= REQUIREMENT =
Find the word "JSON" in the listing; pull out each line holding it.

= THE DATA =
········
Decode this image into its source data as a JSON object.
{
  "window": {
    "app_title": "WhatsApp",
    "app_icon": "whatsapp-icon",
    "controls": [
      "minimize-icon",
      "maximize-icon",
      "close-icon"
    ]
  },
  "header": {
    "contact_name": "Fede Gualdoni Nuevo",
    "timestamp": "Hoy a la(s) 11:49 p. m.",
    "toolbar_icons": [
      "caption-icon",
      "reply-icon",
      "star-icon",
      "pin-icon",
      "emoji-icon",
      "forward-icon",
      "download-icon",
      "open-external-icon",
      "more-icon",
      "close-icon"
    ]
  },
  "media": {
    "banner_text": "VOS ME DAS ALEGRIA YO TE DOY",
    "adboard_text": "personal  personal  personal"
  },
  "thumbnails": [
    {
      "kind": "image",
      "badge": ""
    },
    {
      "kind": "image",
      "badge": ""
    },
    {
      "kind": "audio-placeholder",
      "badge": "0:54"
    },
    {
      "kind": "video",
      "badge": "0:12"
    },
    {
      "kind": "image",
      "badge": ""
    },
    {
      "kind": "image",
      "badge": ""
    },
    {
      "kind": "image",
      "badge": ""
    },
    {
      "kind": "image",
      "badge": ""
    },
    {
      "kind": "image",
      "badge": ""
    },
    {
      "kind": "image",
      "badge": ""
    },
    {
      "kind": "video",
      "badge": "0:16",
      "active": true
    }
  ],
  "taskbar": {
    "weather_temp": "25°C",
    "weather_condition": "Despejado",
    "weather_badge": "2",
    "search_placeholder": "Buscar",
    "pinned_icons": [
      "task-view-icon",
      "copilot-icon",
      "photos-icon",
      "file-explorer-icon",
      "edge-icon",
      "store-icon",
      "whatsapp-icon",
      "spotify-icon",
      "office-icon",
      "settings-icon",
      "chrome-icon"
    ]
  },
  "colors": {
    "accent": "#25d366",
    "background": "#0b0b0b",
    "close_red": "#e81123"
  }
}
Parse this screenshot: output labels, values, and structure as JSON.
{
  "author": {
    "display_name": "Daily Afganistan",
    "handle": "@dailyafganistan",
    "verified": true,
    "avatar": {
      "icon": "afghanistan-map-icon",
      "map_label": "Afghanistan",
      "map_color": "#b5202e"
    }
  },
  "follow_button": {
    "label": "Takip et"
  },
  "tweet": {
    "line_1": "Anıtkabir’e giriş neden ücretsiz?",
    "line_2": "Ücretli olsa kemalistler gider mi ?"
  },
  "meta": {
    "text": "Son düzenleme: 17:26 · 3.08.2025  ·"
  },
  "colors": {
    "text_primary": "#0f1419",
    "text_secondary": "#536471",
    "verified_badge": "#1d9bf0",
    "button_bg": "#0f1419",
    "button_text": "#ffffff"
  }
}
········
= RIGHT ANSWER =
Decode this image into its source data as a JSON object.
Parse this screenshot: output labels, values, and structure as JSON.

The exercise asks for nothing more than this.